Collected data entries -
========================
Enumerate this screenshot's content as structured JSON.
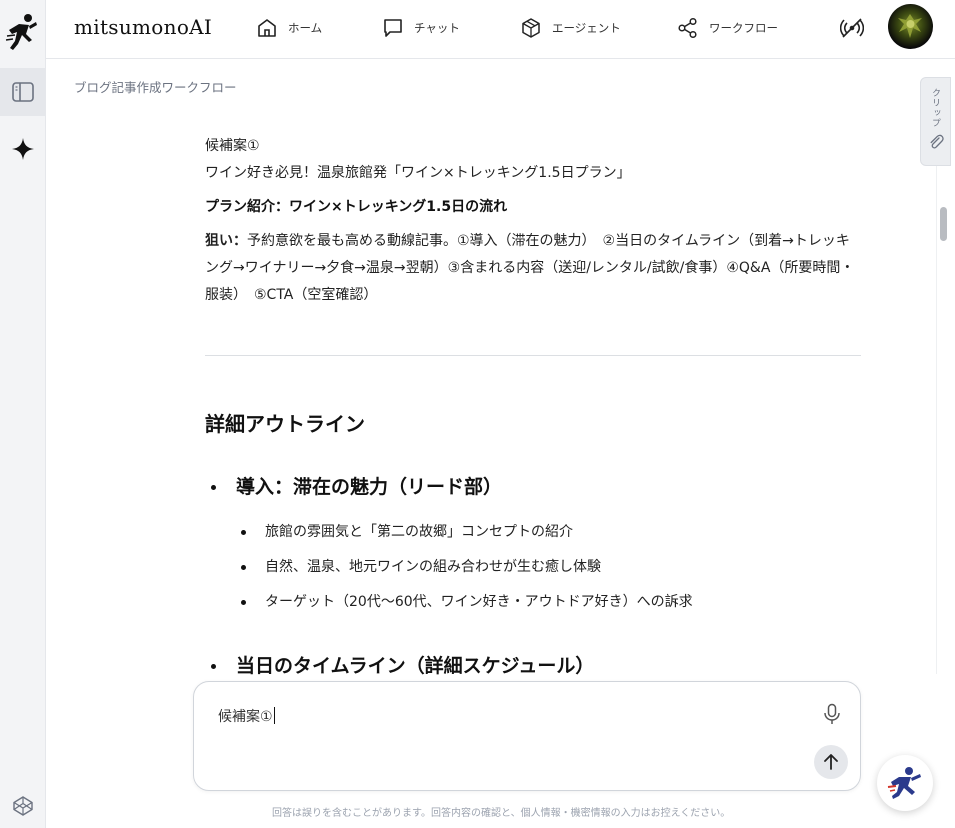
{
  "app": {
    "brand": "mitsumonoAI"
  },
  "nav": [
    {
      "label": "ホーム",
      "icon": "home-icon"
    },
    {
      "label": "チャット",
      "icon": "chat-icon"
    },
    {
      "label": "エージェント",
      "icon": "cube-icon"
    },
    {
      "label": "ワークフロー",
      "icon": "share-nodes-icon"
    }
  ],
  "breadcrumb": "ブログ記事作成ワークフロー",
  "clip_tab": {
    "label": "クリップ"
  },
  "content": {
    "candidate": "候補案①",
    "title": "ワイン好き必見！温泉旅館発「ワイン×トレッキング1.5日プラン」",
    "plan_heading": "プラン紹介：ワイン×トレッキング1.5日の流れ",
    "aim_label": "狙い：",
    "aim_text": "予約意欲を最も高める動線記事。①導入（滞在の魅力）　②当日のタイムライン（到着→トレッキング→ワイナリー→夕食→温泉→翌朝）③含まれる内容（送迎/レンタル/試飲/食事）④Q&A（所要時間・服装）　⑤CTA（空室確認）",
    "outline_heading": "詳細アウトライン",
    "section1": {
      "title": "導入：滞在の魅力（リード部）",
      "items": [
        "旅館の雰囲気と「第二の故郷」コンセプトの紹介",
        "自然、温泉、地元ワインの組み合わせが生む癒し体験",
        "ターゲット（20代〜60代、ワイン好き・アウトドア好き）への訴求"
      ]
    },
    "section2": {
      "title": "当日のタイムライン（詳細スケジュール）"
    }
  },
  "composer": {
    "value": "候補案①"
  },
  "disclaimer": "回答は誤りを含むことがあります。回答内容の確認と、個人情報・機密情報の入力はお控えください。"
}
========================
Problem details - Go through the listing above and quote it exactly, apart from its images.

Written reply -
Enumerate this screenshot's content as structured JSON.
{
  "app": {
    "brand": "mitsumonoAI"
  },
  "nav": [
    {
      "label": "ホーム",
      "icon": "home-icon"
    },
    {
      "label": "チャット",
      "icon": "chat-icon"
    },
    {
      "label": "エージェント",
      "icon": "cube-icon"
    },
    {
      "label": "ワークフロー",
      "icon": "share-nodes-icon"
    }
  ],
  "breadcrumb": "ブログ記事作成ワークフロー",
  "clip_tab": {
    "label": "クリップ"
  },
  "content": {
    "candidate": "候補案①",
    "title": "ワイン好き必見！温泉旅館発「ワイン×トレッキング1.5日プラン」",
    "plan_heading": "プラン紹介：ワイン×トレッキング1.5日の流れ",
    "aim_label": "狙い：",
    "aim_text": "予約意欲を最も高める動線記事。①導入（滞在の魅力）　②当日のタイムライン（到着→トレッキング→ワイナリー→夕食→温泉→翌朝）③含まれる内容（送迎/レンタル/試飲/食事）④Q&A（所要時間・服装）　⑤CTA（空室確認）",
    "outline_heading": "詳細アウトライン",
    "section1": {
      "title": "導入：滞在の魅力（リード部）",
      "items": [
        "旅館の雰囲気と「第二の故郷」コンセプトの紹介",
        "自然、温泉、地元ワインの組み合わせが生む癒し体験",
        "ターゲット（20代〜60代、ワイン好き・アウトドア好き）への訴求"
      ]
    },
    "section2": {
      "title": "当日のタイムライン（詳細スケジュール）"
    }
  },
  "composer": {
    "value": "候補案①"
  },
  "disclaimer": "回答は誤りを含むことがあります。回答内容の確認と、個人情報・機密情報の入力はお控えください。"
}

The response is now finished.